Given records.
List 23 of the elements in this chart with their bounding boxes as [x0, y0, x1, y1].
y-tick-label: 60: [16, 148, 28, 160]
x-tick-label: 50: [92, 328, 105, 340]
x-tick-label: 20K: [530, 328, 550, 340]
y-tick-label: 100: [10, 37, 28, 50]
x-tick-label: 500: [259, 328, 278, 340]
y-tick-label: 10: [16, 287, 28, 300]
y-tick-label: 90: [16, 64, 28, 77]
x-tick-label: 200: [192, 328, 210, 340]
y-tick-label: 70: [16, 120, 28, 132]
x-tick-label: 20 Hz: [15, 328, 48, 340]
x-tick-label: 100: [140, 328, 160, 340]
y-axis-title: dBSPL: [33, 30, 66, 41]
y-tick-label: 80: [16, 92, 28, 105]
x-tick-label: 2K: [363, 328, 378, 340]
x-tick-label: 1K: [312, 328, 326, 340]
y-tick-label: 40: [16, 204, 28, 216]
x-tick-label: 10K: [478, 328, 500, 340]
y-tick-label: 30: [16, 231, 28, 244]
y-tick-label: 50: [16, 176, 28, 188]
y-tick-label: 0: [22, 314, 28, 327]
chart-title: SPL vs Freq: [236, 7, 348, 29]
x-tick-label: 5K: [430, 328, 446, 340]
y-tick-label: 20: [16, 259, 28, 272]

Instructions to follow.
Copy the rows above without any changes.

Task output.
List 23 of the elements in this chart with their bounding boxes as [x0, y0, x1, y1].
y-tick-label: 60: [16, 148, 28, 160]
x-tick-label: 50: [92, 328, 105, 340]
x-tick-label: 20K: [530, 328, 550, 340]
y-tick-label: 100: [10, 37, 28, 50]
x-tick-label: 500: [259, 328, 278, 340]
y-tick-label: 10: [16, 287, 28, 300]
y-tick-label: 90: [16, 64, 28, 77]
x-tick-label: 200: [192, 328, 210, 340]
y-tick-label: 70: [16, 120, 28, 132]
x-tick-label: 20 Hz: [15, 328, 48, 340]
x-tick-label: 100: [140, 328, 160, 340]
y-axis-title: dBSPL: [33, 30, 66, 41]
y-tick-label: 80: [16, 92, 28, 105]
x-tick-label: 2K: [363, 328, 378, 340]
x-tick-label: 1K: [312, 328, 326, 340]
y-tick-label: 40: [16, 204, 28, 216]
x-tick-label: 10K: [478, 328, 500, 340]
y-tick-label: 30: [16, 231, 28, 244]
y-tick-label: 50: [16, 176, 28, 188]
y-tick-label: 0: [22, 314, 28, 327]
chart-title: SPL vs Freq: [236, 7, 348, 29]
x-tick-label: 5K: [430, 328, 446, 340]
y-tick-label: 20: [16, 259, 28, 272]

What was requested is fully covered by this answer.